SOURCE RECORDS —
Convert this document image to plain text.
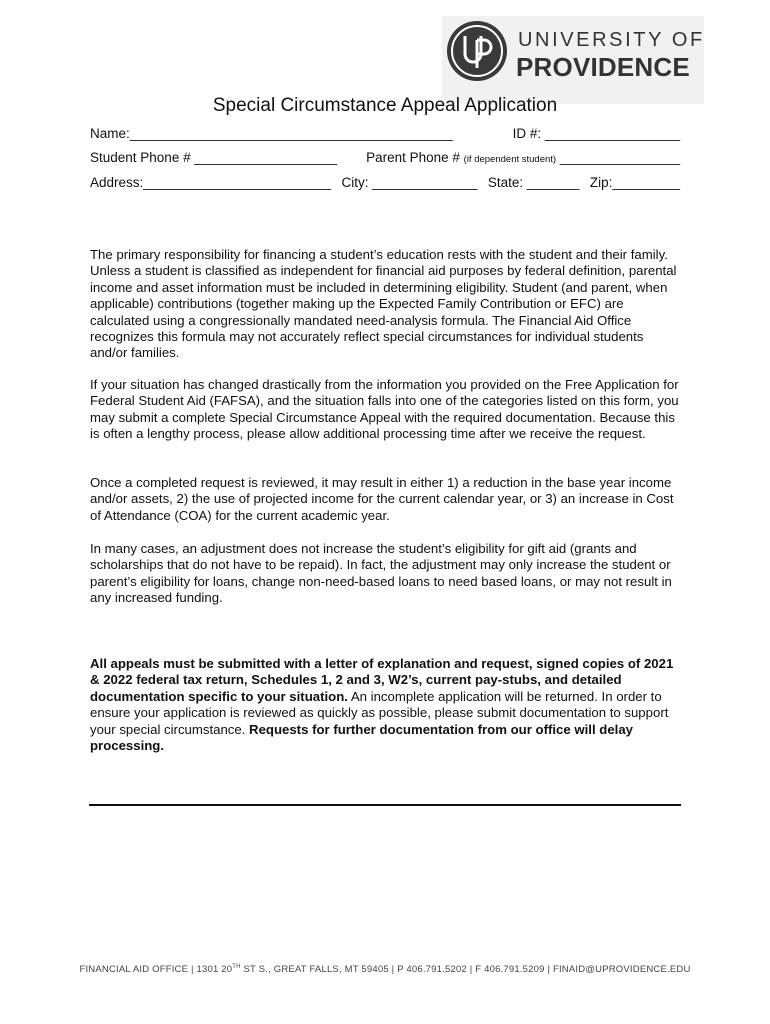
UNIVERSITY OF
PROVIDENCE
Special Circumstance Appeal Application
Name:___________________________________________	ID #: __________________
Student Phone # ___________________ Parent Phone # (if dependent student) ________________
Address:_________________________ City: ______________ State: _______ Zip:_________

The primary responsibility for financing a student’s education rests with the student and their family. Unless a student is classified as independent for financial aid purposes by federal definition, parental income and asset information must be included in determining eligibility. Student (and parent, when applicable) contributions (together making up the Expected Family Contribution or EFC) are calculated using a congressionally mandated need-analysis formula. The Financial Aid Office recognizes this formula may not accurately reflect special circumstances for individual students and/or families.

If your situation has changed drastically from the information you provided on the Free Application for Federal Student Aid (FAFSA), and the situation falls into one of the categories listed on this form, you may submit a complete Special Circumstance Appeal with the required documentation. Because this is often a lengthy process, please allow additional processing time after we receive the request.

Once a completed request is reviewed, it may result in either 1) a reduction in the base year income and/or assets, 2) the use of projected income for the current calendar year, or 3) an increase in Cost of Attendance (COA) for the current academic year.

In many cases, an adjustment does not increase the student’s eligibility for gift aid (grants and scholarships that do not have to be repaid). In fact, the adjustment may only increase the student or parent’s eligibility for loans, change non-need-based loans to need based loans, or may not result in any increased funding.

All appeals must be submitted with a letter of explanation and request, signed copies of 2021 & 2022 federal tax return, Schedules 1, 2 and 3, W2’s, current pay-stubs, and detailed documentation specific to your situation. An incomplete application will be returned. In order to ensure your application is reviewed as quickly as possible, please submit documentation to support your special circumstance. Requests for further documentation from our office will delay processing.

FINANCIAL AID OFFICE | 1301 20TH ST S., GREAT FALLS, MT 59405 | P 406.791.5202 | F 406.791.5209 | FINAID@UPROVIDENCE.EDU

SHORT TASK — Images in the records should not be copied. Repeat all the rest exactly.

OUTPUT OF THE EXERCISE —
Convert this document image to plain text.
UNIVERSITY OF
PROVIDENCE
Special Circumstance Appeal Application
Name:___________________________________________	ID #: __________________
Student Phone # ___________________ Parent Phone # (if dependent student) ________________
Address:_________________________ City: ______________ State: _______ Zip:_________

The primary responsibility for financing a student’s education rests with the student and their family. Unless a student is classified as independent for financial aid purposes by federal definition, parental income and asset information must be included in determining eligibility. Student (and parent, when applicable) contributions (together making up the Expected Family Contribution or EFC) are calculated using a congressionally mandated need-analysis formula. The Financial Aid Office recognizes this formula may not accurately reflect special circumstances for individual students and/or families.

If your situation has changed drastically from the information you provided on the Free Application for Federal Student Aid (FAFSA), and the situation falls into one of the categories listed on this form, you may submit a complete Special Circumstance Appeal with the required documentation. Because this is often a lengthy process, please allow additional processing time after we receive the request.

Once a completed request is reviewed, it may result in either 1) a reduction in the base year income and/or assets, 2) the use of projected income for the current calendar year, or 3) an increase in Cost of Attendance (COA) for the current academic year.

In many cases, an adjustment does not increase the student’s eligibility for gift aid (grants and scholarships that do not have to be repaid). In fact, the adjustment may only increase the student or parent’s eligibility for loans, change non-need-based loans to need based loans, or may not result in any increased funding.

All appeals must be submitted with a letter of explanation and request, signed copies of 2021 & 2022 federal tax return, Schedules 1, 2 and 3, W2’s, current pay-stubs, and detailed documentation specific to your situation. An incomplete application will be returned. In order to ensure your application is reviewed as quickly as possible, please submit documentation to support your special circumstance. Requests for further documentation from our office will delay processing.

FINANCIAL AID OFFICE | 1301 20TH ST S., GREAT FALLS, MT 59405 | P 406.791.5202 | F 406.791.5209 | FINAID@UPROVIDENCE.EDU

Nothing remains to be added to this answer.